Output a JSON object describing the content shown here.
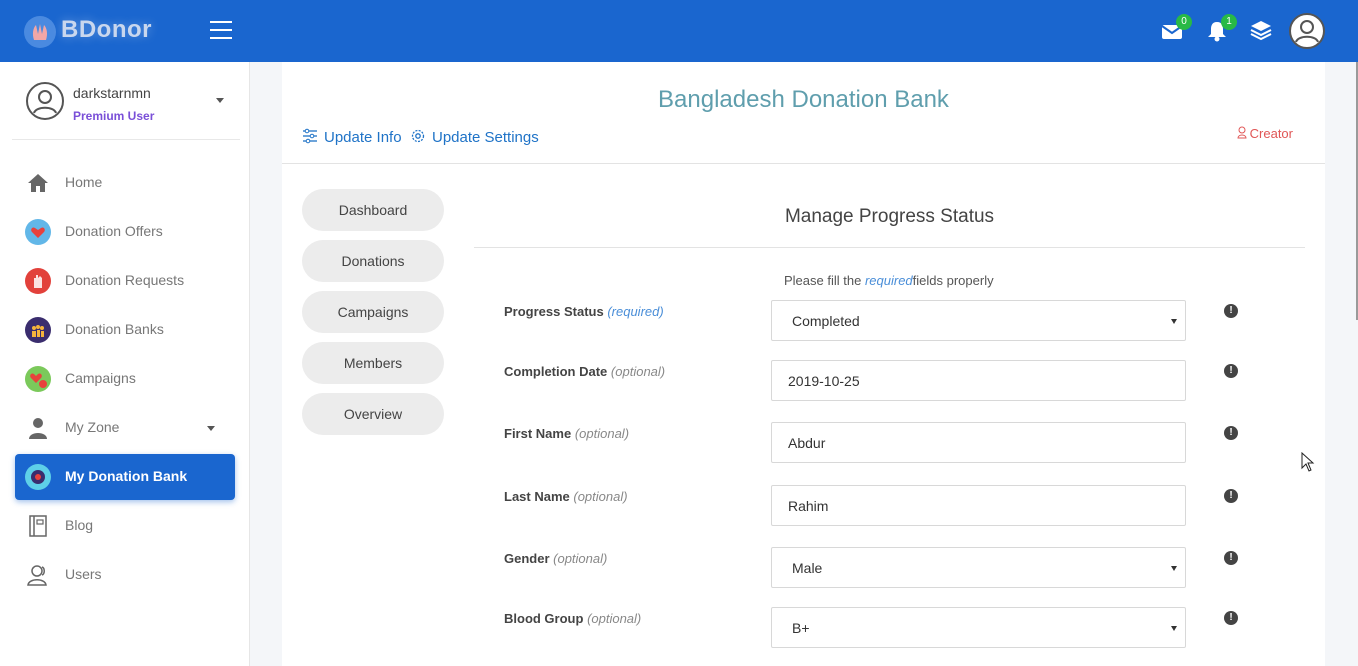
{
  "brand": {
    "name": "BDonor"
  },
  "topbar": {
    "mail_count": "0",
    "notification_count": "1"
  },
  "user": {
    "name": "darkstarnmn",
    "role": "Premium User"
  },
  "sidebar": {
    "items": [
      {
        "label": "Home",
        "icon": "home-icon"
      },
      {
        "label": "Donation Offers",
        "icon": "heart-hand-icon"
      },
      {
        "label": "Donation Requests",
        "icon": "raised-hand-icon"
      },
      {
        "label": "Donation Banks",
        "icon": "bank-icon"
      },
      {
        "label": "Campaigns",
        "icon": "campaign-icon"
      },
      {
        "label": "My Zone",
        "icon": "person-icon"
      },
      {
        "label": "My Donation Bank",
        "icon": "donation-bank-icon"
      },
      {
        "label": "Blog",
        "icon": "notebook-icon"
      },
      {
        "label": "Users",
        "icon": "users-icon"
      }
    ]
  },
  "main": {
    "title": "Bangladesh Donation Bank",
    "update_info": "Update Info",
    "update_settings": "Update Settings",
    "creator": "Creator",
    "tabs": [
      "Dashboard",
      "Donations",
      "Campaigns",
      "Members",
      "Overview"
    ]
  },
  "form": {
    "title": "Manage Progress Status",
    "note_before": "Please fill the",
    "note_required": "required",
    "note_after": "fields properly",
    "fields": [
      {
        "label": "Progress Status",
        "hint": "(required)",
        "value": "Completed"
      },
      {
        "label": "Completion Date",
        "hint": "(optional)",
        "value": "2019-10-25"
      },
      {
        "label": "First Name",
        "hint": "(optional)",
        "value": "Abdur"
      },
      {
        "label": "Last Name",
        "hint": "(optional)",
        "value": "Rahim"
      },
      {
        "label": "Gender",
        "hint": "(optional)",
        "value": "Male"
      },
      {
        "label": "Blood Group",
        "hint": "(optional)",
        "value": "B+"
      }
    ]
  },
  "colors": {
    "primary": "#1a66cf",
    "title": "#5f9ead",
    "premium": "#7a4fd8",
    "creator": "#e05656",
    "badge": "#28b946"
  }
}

## Stated goal
Without including any pictures, print each record exactly.

## Exercise result
Output a JSON object describing the content shown here.
{
  "brand": {
    "name": "BDonor"
  },
  "topbar": {
    "mail_count": "0",
    "notification_count": "1"
  },
  "user": {
    "name": "darkstarnmn",
    "role": "Premium User"
  },
  "sidebar": {
    "items": [
      {
        "label": "Home",
        "icon": "home-icon"
      },
      {
        "label": "Donation Offers",
        "icon": "heart-hand-icon"
      },
      {
        "label": "Donation Requests",
        "icon": "raised-hand-icon"
      },
      {
        "label": "Donation Banks",
        "icon": "bank-icon"
      },
      {
        "label": "Campaigns",
        "icon": "campaign-icon"
      },
      {
        "label": "My Zone",
        "icon": "person-icon"
      },
      {
        "label": "My Donation Bank",
        "icon": "donation-bank-icon"
      },
      {
        "label": "Blog",
        "icon": "notebook-icon"
      },
      {
        "label": "Users",
        "icon": "users-icon"
      }
    ]
  },
  "main": {
    "title": "Bangladesh Donation Bank",
    "update_info": "Update Info",
    "update_settings": "Update Settings",
    "creator": "Creator",
    "tabs": [
      "Dashboard",
      "Donations",
      "Campaigns",
      "Members",
      "Overview"
    ]
  },
  "form": {
    "title": "Manage Progress Status",
    "note_before": "Please fill the",
    "note_required": "required",
    "note_after": "fields properly",
    "fields": [
      {
        "label": "Progress Status",
        "hint": "(required)",
        "value": "Completed"
      },
      {
        "label": "Completion Date",
        "hint": "(optional)",
        "value": "2019-10-25"
      },
      {
        "label": "First Name",
        "hint": "(optional)",
        "value": "Abdur"
      },
      {
        "label": "Last Name",
        "hint": "(optional)",
        "value": "Rahim"
      },
      {
        "label": "Gender",
        "hint": "(optional)",
        "value": "Male"
      },
      {
        "label": "Blood Group",
        "hint": "(optional)",
        "value": "B+"
      }
    ]
  },
  "colors": {
    "primary": "#1a66cf",
    "title": "#5f9ead",
    "premium": "#7a4fd8",
    "creator": "#e05656",
    "badge": "#28b946"
  }
}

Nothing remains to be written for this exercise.